### GIVEN EXERCISE
Assemble all lines in which the string "votre" appears.

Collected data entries
-- BEGIN --
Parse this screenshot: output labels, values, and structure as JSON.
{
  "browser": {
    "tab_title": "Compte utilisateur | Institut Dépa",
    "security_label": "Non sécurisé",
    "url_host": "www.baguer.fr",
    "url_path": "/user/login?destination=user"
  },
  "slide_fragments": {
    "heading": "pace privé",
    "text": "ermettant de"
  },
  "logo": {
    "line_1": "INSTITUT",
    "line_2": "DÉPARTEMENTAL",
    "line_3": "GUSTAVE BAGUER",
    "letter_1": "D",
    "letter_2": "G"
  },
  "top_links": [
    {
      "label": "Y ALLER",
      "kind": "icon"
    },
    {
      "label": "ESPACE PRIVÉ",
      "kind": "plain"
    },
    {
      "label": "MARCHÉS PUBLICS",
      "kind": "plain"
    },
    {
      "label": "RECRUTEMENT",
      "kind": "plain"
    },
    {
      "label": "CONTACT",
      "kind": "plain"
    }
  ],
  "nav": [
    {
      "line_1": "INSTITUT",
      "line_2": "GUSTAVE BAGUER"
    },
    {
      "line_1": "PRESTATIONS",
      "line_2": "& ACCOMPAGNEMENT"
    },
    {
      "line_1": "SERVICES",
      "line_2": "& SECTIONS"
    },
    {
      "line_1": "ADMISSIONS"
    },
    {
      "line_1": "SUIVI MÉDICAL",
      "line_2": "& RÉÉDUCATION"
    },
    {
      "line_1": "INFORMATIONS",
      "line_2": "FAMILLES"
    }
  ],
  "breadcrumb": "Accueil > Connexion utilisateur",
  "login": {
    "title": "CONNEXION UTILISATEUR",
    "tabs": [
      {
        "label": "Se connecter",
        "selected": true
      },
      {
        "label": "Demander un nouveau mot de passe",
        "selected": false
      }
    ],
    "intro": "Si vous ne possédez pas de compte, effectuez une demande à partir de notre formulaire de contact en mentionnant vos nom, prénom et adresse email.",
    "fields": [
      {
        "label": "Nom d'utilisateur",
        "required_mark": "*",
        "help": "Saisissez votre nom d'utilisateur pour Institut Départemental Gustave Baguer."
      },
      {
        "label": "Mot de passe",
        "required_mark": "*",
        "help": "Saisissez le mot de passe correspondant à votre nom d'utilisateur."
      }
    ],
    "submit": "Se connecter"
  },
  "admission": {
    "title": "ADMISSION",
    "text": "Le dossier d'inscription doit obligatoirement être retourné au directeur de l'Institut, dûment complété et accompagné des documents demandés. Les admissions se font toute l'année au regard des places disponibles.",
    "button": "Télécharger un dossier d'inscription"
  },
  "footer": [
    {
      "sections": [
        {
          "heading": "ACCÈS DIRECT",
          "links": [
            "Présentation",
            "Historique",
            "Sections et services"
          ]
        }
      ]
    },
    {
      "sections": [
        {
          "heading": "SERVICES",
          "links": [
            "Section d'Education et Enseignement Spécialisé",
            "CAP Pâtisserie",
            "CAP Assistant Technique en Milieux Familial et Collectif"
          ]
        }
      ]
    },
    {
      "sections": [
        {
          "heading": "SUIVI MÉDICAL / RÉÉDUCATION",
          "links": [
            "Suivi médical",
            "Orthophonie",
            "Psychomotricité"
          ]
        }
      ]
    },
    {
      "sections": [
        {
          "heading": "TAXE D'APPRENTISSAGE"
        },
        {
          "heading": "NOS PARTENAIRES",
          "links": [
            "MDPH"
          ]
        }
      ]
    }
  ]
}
-- END --
### FULL SOLUTION
        "help": "Saisissez votre nom d'utilisateur pour Institut Départemental Gustave Baguer."
        "help": "Saisissez le mot de passe correspondant à votre nom d'utilisateur."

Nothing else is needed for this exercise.